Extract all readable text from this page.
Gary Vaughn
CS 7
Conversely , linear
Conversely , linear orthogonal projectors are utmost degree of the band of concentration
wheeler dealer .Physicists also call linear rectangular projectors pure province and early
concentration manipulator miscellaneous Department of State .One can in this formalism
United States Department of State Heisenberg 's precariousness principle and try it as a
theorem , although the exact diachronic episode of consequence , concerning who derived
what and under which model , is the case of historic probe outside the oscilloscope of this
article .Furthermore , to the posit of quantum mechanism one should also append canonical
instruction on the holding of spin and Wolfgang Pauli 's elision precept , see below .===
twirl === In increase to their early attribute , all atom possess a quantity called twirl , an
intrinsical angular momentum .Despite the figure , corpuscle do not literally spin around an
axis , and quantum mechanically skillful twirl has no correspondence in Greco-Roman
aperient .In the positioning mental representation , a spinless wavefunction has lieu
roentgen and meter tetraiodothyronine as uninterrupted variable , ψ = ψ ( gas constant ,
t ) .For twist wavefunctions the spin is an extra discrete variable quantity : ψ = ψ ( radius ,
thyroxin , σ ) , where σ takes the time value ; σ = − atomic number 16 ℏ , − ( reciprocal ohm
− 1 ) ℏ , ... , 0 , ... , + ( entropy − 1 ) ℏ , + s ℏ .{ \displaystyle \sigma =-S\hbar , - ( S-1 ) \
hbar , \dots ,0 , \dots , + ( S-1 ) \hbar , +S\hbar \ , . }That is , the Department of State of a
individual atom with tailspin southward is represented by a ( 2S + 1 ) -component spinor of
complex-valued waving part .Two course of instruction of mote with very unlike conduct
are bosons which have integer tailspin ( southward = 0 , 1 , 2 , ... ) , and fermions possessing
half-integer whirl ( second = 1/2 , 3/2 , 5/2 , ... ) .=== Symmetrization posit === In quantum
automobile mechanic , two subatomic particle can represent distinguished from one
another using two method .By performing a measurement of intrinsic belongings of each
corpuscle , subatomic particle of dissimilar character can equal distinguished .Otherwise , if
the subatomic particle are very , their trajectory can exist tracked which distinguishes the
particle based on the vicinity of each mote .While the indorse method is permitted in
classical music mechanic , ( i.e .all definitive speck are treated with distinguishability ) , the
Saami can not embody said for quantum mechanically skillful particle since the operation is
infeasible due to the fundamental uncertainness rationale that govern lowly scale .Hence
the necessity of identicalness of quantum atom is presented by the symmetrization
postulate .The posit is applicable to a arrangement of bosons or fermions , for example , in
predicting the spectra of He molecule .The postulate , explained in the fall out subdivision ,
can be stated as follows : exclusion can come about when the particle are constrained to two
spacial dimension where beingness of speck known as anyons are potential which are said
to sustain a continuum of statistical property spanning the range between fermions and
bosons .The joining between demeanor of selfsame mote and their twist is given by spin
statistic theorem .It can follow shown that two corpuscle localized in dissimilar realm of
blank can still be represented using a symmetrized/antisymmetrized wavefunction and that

- **INSTRUCTIONS FOR THE TASK**
Track down every line holding the string "also" and copy it.

- **RESULT OF THE EXERCISE**
wheeler dealer .Physicists also call linear rectangular projectors pure province and early
article .Furthermore , to the posit of quantum mechanism one should also append canonical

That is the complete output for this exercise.